[Start THE RECORDS]

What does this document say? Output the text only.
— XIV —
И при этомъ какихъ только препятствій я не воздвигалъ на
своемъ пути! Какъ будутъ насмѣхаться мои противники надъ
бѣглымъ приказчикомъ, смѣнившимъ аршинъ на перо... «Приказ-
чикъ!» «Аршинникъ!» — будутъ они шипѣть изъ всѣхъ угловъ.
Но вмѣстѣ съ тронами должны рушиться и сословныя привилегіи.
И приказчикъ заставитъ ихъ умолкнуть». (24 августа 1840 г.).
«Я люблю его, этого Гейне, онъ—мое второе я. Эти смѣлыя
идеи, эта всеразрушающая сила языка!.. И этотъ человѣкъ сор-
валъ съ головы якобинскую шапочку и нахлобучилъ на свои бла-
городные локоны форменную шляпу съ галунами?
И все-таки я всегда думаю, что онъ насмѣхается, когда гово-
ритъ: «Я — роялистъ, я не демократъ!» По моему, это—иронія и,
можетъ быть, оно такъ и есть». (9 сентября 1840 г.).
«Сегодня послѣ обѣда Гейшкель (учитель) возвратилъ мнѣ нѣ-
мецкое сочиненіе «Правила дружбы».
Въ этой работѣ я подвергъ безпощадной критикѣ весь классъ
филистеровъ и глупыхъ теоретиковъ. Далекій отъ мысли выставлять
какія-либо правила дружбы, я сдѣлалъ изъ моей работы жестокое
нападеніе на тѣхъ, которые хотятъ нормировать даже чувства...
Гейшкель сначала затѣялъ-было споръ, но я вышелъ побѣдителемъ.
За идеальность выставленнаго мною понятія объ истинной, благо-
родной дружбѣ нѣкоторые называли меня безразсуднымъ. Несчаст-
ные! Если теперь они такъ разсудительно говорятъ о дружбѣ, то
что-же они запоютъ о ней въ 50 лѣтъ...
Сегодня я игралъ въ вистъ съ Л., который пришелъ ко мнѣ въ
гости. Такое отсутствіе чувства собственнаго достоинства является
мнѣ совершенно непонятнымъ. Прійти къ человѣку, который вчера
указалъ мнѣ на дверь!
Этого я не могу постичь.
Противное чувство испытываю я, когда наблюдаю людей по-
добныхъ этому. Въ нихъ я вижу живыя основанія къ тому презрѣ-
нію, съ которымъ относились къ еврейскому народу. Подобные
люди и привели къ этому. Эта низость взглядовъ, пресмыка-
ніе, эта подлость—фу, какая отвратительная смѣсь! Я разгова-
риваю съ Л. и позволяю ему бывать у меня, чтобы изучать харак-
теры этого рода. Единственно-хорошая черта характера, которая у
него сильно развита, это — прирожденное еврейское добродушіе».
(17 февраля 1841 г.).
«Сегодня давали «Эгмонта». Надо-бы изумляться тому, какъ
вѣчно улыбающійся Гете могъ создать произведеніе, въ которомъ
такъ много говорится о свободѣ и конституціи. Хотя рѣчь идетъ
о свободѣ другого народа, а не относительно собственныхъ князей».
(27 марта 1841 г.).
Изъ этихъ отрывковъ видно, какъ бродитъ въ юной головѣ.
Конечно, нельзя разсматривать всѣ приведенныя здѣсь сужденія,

[End THE RECORDS]

> GIVEN PROBLEM
Extract the data exactly as given.

> TASK ANSWER
What does this document say? Output the text only.
— XIV —
И при этомъ какихъ только препятствій я не воздвигалъ на
своемъ пути! Какъ будутъ насмѣхаться мои противники надъ
бѣглымъ приказчикомъ, смѣнившимъ аршинъ на перо... «Приказ-
чикъ!» «Аршинникъ!» — будутъ они шипѣть изъ всѣхъ угловъ.
Но вмѣстѣ съ тронами должны рушиться и сословныя привилегіи.
И приказчикъ заставитъ ихъ умолкнуть». (24 августа 1840 г.).
«Я люблю его, этого Гейне, онъ—мое второе я. Эти смѣлыя
идеи, эта всеразрушающая сила языка!.. И этотъ человѣкъ сор-
валъ съ головы якобинскую шапочку и нахлобучилъ на свои бла-
городные локоны форменную шляпу съ галунами?
И все-таки я всегда думаю, что онъ насмѣхается, когда гово-
ритъ: «Я — роялистъ, я не демократъ!» По моему, это—иронія и,
можетъ быть, оно такъ и есть». (9 сентября 1840 г.).
«Сегодня послѣ обѣда Гейшкель (учитель) возвратилъ мнѣ нѣ-
мецкое сочиненіе «Правила дружбы».
Въ этой работѣ я подвергъ безпощадной критикѣ весь классъ
филистеровъ и глупыхъ теоретиковъ. Далекій отъ мысли выставлять
какія-либо правила дружбы, я сдѣлалъ изъ моей работы жестокое
нападеніе на тѣхъ, которые хотятъ нормировать даже чувства...
Гейшкель сначала затѣялъ-было споръ, но я вышелъ побѣдителемъ.
За идеальность выставленнаго мною понятія объ истинной, благо-
родной дружбѣ нѣкоторые называли меня безразсуднымъ. Несчаст-
ные! Если теперь они такъ разсудительно говорятъ о дружбѣ, то
что-же они запоютъ о ней въ 50 лѣтъ...
Сегодня я игралъ въ вистъ съ Л., который пришелъ ко мнѣ въ
гости. Такое отсутствіе чувства собственнаго достоинства является
мнѣ совершенно непонятнымъ. Прійти къ человѣку, который вчера
указалъ мнѣ на дверь!
Этого я не могу постичь.
Противное чувство испытываю я, когда наблюдаю людей по-
добныхъ этому. Въ нихъ я вижу живыя основанія къ тому презрѣ-
нію, съ которымъ относились къ еврейскому народу. Подобные
люди и привели къ этому. Эта низость взглядовъ, пресмыка-
ніе, эта подлость—фу, какая отвратительная смѣсь! Я разгова-
риваю съ Л. и позволяю ему бывать у меня, чтобы изучать харак-
теры этого рода. Единственно-хорошая черта характера, которая у
него сильно развита, это — прирожденное еврейское добродушіе».
(17 февраля 1841 г.).
«Сегодня давали «Эгмонта». Надо-бы изумляться тому, какъ
вѣчно улыбающійся Гете могъ создать произведеніе, въ которомъ
такъ много говорится о свободѣ и конституціи. Хотя рѣчь идетъ
о свободѣ другого народа, а не относительно собственныхъ князей».
(27 марта 1841 г.).
Изъ этихъ отрывковъ видно, какъ бродитъ въ юной головѣ.
Конечно, нельзя разсматривать всѣ приведенныя здѣсь сужденія,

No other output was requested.